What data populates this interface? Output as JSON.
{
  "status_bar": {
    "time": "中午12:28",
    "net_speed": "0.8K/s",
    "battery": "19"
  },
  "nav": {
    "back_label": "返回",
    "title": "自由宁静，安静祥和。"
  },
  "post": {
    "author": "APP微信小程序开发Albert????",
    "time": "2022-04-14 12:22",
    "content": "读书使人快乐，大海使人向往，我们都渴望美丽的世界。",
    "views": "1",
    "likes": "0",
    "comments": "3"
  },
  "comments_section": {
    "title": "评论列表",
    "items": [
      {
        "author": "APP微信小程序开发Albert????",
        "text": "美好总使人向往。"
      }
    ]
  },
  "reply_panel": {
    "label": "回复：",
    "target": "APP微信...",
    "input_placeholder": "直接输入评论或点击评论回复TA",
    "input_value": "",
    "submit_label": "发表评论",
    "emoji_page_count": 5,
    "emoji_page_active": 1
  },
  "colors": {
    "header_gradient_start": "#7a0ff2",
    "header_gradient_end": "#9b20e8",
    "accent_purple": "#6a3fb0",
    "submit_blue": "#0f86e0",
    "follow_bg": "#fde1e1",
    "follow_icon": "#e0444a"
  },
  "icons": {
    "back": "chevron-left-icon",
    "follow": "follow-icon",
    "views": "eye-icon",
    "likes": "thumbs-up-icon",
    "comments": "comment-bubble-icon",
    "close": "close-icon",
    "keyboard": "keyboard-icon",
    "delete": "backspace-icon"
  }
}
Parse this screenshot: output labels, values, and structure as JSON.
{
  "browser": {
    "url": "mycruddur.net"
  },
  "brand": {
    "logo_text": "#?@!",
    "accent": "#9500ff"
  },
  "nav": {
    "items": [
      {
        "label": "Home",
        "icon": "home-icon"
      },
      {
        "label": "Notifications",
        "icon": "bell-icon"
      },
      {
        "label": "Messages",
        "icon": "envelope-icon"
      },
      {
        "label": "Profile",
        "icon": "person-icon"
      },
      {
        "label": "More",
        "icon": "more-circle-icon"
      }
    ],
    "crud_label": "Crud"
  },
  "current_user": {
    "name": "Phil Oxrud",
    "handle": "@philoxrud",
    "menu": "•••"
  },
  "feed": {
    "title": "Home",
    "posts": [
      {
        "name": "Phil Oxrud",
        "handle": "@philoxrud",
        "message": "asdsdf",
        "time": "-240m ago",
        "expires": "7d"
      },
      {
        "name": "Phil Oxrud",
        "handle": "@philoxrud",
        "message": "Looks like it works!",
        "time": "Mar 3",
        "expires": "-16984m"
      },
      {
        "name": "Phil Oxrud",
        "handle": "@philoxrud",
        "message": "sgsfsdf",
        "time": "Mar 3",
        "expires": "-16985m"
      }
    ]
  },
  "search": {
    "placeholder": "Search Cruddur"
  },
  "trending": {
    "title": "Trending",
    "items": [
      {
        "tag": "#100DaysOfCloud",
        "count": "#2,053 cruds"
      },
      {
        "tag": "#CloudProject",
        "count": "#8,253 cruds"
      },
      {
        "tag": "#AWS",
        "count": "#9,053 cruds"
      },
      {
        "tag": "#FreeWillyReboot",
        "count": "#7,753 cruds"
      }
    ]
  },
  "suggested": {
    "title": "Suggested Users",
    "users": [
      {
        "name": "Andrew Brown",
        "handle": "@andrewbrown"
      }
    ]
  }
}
· · · ·
▶ Problem requirements
Give all the records again. Match them exactly.

▶ Solution for this task
What data populates this interface? Output as JSON.
{
  "status_bar": {
    "time": "中午12:28",
    "net_speed": "0.8K/s",
    "battery": "19"
  },
  "nav": {
    "back_label": "返回",
    "title": "自由宁静，安静祥和。"
  },
  "post": {
    "author": "APP微信小程序开发Albert????",
    "time": "2022-04-14 12:22",
    "content": "读书使人快乐，大海使人向往，我们都渴望美丽的世界。",
    "views": "1",
    "likes": "0",
    "comments": "3"
  },
  "comments_section": {
    "title": "评论列表",
    "items": [
      {
        "author": "APP微信小程序开发Albert????",
        "text": "美好总使人向往。"
      }
    ]
  },
  "reply_panel": {
    "label": "回复：",
    "target": "APP微信...",
    "input_placeholder": "直接输入评论或点击评论回复TA",
    "input_value": "",
    "submit_label": "发表评论",
    "emoji_page_count": 5,
    "emoji_page_active": 1
  },
  "colors": {
    "header_gradient_start": "#7a0ff2",
    "header_gradient_end": "#9b20e8",
    "accent_purple": "#6a3fb0",
    "submit_blue": "#0f86e0",
    "follow_bg": "#fde1e1",
    "follow_icon": "#e0444a"
  },
  "icons": {
    "back": "chevron-left-icon",
    "follow": "follow-icon",
    "views": "eye-icon",
    "likes": "thumbs-up-icon",
    "comments": "comment-bubble-icon",
    "close": "close-icon",
    "keyboard": "keyboard-icon",
    "delete": "backspace-icon"
  }
}
Parse this screenshot: output labels, values, and structure as JSON.
{
  "browser": {
    "url": "mycruddur.net"
  },
  "brand": {
    "logo_text": "#?@!",
    "accent": "#9500ff"
  },
  "nav": {
    "items": [
      {
        "label": "Home",
        "icon": "home-icon"
      },
      {
        "label": "Notifications",
        "icon": "bell-icon"
      },
      {
        "label": "Messages",
        "icon": "envelope-icon"
      },
      {
        "label": "Profile",
        "icon": "person-icon"
      },
      {
        "label": "More",
        "icon": "more-circle-icon"
      }
    ],
    "crud_label": "Crud"
  },
  "current_user": {
    "name": "Phil Oxrud",
    "handle": "@philoxrud",
    "menu": "•••"
  },
  "feed": {
    "title": "Home",
    "posts": [
      {
        "name": "Phil Oxrud",
        "handle": "@philoxrud",
        "message": "asdsdf",
        "time": "-240m ago",
        "expires": "7d"
      },
      {
        "name": "Phil Oxrud",
        "handle": "@philoxrud",
        "message": "Looks like it works!",
        "time": "Mar 3",
        "expires": "-16984m"
      },
      {
        "name": "Phil Oxrud",
        "handle": "@philoxrud",
        "message": "sgsfsdf",
        "time": "Mar 3",
        "expires": "-16985m"
      }
    ]
  },
  "search": {
    "placeholder": "Search Cruddur"
  },
  "trending": {
    "title": "Trending",
    "items": [
      {
        "tag": "#100DaysOfCloud",
        "count": "#2,053 cruds"
      },
      {
        "tag": "#CloudProject",
        "count": "#8,253 cruds"
      },
      {
        "tag": "#AWS",
        "count": "#9,053 cruds"
      },
      {
        "tag": "#FreeWillyReboot",
        "count": "#7,753 cruds"
      }
    ]
  },
  "suggested": {
    "title": "Suggested Users",
    "users": [
      {
        "name": "Andrew Brown",
        "handle": "@andrewbrown"
      }
    ]
  }
}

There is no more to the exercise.